*Rows from a figure dataset:*
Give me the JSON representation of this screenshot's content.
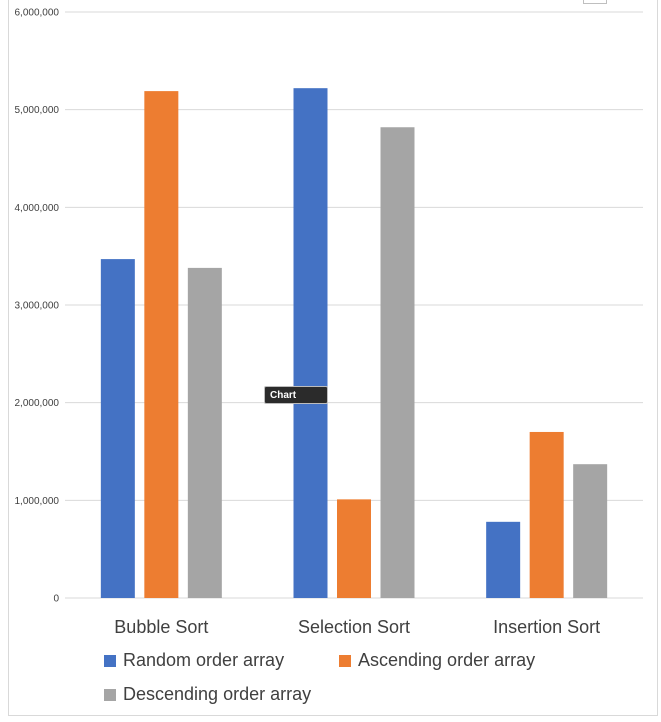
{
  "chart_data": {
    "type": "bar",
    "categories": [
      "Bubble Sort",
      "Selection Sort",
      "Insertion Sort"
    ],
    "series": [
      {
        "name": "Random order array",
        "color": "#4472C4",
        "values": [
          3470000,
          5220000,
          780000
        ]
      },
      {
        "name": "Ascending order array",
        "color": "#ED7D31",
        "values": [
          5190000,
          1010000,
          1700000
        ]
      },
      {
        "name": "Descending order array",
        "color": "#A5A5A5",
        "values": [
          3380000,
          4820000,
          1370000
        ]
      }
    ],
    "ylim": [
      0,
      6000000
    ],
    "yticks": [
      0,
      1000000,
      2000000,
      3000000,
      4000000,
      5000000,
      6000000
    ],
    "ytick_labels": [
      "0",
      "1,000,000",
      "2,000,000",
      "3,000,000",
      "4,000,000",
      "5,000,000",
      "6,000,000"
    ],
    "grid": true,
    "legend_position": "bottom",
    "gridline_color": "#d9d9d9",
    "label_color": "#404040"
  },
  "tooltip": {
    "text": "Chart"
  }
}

*Task instructions:* Copy the listing in full and without alteration, omitting every picture.

*Response:*
Give me the JSON representation of this screenshot's content.
{
  "chart_data": {
    "type": "bar",
    "categories": [
      "Bubble Sort",
      "Selection Sort",
      "Insertion Sort"
    ],
    "series": [
      {
        "name": "Random order array",
        "color": "#4472C4",
        "values": [
          3470000,
          5220000,
          780000
        ]
      },
      {
        "name": "Ascending order array",
        "color": "#ED7D31",
        "values": [
          5190000,
          1010000,
          1700000
        ]
      },
      {
        "name": "Descending order array",
        "color": "#A5A5A5",
        "values": [
          3380000,
          4820000,
          1370000
        ]
      }
    ],
    "ylim": [
      0,
      6000000
    ],
    "yticks": [
      0,
      1000000,
      2000000,
      3000000,
      4000000,
      5000000,
      6000000
    ],
    "ytick_labels": [
      "0",
      "1,000,000",
      "2,000,000",
      "3,000,000",
      "4,000,000",
      "5,000,000",
      "6,000,000"
    ],
    "grid": true,
    "legend_position": "bottom",
    "gridline_color": "#d9d9d9",
    "label_color": "#404040"
  },
  "tooltip": {
    "text": "Chart"
  }
}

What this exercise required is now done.